*DATASET EXCERPTS*
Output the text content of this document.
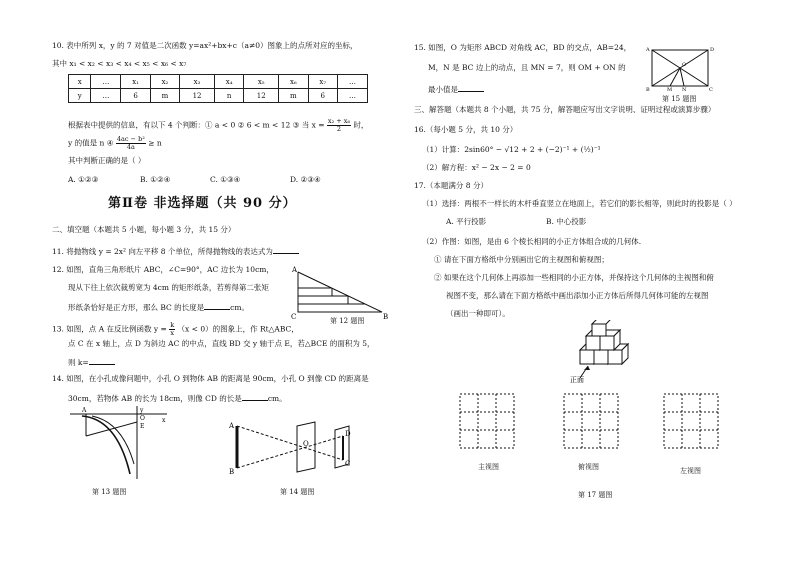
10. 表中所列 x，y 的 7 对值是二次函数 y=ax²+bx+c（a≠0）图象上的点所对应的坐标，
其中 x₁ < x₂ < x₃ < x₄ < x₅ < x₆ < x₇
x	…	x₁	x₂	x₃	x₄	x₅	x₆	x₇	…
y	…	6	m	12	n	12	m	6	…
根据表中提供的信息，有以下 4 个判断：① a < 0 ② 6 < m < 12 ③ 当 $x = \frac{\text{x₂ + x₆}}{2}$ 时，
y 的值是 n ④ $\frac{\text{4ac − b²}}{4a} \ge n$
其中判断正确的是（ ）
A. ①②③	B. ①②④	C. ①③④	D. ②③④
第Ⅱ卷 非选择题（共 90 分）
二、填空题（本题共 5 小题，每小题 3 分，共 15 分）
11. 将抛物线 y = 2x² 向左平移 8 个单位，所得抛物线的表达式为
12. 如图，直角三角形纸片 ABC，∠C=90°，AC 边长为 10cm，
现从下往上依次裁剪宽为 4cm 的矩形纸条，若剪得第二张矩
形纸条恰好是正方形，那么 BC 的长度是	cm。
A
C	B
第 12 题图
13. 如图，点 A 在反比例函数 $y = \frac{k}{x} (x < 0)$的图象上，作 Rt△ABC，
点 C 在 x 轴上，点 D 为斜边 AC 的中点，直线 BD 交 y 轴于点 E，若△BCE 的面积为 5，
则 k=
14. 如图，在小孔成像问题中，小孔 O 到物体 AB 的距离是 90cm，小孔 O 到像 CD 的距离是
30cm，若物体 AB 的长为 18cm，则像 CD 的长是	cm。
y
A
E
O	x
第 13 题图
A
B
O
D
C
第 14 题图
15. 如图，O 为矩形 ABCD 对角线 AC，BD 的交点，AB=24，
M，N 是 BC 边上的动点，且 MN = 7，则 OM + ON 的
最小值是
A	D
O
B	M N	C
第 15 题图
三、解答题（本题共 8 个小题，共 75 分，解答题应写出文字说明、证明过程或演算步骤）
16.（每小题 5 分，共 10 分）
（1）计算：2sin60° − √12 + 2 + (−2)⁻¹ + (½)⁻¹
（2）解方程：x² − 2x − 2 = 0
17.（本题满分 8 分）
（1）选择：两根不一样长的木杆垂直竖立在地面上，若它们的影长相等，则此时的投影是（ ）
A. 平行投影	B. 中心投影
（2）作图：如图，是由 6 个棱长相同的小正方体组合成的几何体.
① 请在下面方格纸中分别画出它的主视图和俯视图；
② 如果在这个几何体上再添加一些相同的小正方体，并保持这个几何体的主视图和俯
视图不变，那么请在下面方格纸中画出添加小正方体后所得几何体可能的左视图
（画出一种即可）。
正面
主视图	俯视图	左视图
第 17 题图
==
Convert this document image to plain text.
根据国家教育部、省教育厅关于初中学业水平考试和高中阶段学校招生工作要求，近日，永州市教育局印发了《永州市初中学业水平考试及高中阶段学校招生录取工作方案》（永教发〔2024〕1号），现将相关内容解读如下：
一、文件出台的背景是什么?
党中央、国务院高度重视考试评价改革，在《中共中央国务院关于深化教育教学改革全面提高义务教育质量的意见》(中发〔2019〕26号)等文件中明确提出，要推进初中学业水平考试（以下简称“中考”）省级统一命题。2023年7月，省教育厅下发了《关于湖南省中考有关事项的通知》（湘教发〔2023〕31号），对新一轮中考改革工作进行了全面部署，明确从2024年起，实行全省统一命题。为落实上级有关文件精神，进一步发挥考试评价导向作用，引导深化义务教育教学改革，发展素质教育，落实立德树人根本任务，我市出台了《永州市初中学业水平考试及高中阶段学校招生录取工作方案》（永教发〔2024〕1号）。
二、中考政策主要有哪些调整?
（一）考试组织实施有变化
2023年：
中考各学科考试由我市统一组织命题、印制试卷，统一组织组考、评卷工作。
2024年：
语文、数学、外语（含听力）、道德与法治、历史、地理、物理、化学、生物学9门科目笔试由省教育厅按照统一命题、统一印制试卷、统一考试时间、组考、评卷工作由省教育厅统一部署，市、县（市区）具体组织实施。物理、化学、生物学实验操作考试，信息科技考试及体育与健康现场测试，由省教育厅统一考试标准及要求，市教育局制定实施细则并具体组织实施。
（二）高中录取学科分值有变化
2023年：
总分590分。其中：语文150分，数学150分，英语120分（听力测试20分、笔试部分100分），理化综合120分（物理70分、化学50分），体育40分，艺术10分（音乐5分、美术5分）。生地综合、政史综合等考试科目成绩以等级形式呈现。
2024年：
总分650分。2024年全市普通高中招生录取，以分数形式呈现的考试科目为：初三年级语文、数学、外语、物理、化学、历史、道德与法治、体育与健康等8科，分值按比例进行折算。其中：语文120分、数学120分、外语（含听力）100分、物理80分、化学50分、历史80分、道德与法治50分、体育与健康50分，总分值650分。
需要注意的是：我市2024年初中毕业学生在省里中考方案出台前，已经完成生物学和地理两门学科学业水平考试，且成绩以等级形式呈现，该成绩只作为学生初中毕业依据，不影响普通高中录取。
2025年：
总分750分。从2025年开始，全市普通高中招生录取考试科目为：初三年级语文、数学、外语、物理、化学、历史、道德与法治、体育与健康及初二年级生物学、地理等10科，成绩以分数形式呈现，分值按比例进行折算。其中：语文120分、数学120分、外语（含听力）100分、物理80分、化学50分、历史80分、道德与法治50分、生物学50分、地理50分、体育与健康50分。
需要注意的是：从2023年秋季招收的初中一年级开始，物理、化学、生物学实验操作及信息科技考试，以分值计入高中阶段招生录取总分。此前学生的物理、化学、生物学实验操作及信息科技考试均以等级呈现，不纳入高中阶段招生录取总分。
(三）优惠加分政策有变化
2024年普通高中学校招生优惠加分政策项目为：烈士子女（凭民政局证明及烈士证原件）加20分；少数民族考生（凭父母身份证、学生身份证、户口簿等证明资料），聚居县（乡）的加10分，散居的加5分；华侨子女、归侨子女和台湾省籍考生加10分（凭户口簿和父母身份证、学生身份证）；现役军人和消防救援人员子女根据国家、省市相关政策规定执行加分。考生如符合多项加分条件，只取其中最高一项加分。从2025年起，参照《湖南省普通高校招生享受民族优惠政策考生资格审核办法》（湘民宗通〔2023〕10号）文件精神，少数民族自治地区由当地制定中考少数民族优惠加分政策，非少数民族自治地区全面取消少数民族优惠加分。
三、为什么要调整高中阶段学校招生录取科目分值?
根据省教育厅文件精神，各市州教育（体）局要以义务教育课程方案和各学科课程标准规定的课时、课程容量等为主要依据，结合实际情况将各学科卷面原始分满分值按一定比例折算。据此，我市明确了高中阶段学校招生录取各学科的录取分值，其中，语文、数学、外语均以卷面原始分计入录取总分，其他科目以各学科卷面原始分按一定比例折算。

*SET PROBLEM*
From the listing, copy each line containing the word "初三年级语文".

*OUTPUT OF THE EXERCISE*
总分650分。2024年全市普通高中招生录取，以分数形式呈现的考试科目为：初三年级语文、数学、外语、物理、化学、历史、道德与法治、体育与健康等8科，分值按比例进行折算。其中：语文120分、数学120分、外语（含听力）100分、物理80分、化学50分、历史80分、道德与法治50分、体育与健康50分，总分值650分。
总分750分。从2025年开始，全市普通高中招生录取考试科目为：初三年级语文、数学、外语、物理、化学、历史、道德与法治、体育与健康及初二年级生物学、地理等10科，成绩以分数形式呈现，分值按比例进行折算。其中：语文120分、数学120分、外语（含听力）100分、物理80分、化学50分、历史80分、道德与法治50分、生物学50分、地理50分、体育与健康50分。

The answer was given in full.